• [Stored data]
>> Begin
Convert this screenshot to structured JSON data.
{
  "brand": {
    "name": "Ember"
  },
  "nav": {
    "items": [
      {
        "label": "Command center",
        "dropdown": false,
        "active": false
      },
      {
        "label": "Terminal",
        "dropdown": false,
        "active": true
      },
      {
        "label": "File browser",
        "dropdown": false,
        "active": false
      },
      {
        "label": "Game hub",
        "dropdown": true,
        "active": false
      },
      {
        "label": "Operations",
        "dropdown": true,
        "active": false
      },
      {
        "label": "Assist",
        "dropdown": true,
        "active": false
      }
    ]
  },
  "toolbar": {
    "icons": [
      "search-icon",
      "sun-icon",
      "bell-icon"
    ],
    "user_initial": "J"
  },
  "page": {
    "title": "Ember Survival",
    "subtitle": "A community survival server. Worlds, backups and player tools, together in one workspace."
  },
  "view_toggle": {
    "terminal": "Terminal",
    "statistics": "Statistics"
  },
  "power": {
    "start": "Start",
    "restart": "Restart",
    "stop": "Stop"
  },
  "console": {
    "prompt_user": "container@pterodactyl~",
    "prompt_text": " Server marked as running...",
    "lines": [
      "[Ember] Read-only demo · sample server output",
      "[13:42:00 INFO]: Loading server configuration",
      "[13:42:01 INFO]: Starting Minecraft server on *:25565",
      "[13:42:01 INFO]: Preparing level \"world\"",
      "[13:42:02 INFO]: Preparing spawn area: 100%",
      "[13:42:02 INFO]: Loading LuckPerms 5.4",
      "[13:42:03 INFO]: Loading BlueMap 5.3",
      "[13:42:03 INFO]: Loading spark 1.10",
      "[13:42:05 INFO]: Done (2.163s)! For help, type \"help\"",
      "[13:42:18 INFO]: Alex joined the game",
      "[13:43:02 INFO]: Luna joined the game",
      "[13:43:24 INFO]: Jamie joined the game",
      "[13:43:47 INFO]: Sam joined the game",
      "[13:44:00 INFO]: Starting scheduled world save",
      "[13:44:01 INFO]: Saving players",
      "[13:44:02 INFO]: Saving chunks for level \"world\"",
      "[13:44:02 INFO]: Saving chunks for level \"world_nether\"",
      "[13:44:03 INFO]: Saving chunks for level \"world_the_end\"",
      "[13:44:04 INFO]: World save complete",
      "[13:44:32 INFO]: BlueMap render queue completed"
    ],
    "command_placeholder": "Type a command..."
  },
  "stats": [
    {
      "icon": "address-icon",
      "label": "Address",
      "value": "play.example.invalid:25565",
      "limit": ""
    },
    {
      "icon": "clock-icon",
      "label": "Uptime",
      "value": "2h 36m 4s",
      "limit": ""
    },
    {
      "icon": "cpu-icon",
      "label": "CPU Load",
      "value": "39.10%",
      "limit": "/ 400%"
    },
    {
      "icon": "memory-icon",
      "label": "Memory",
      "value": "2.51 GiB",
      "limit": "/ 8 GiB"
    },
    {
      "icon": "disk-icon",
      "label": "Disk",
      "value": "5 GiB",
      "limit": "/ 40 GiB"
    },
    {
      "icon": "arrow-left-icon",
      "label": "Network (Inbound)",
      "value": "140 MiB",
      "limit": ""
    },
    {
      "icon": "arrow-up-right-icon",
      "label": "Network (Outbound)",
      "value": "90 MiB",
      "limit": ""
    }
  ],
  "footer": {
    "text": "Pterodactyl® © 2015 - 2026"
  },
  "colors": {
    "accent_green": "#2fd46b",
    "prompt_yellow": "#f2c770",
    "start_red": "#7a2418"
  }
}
>> End
• [REQUIRED WORK]
Note each line of the entries that has "joined" in it, and copy those lines.

• [TASK ANSWER]
      "[13:42:18 INFO]: Alex joined the game",
      "[13:43:02 INFO]: Luna joined the game",
      "[13:43:24 INFO]: Jamie joined the game",
      "[13:43:47 INFO]: Sam joined the game",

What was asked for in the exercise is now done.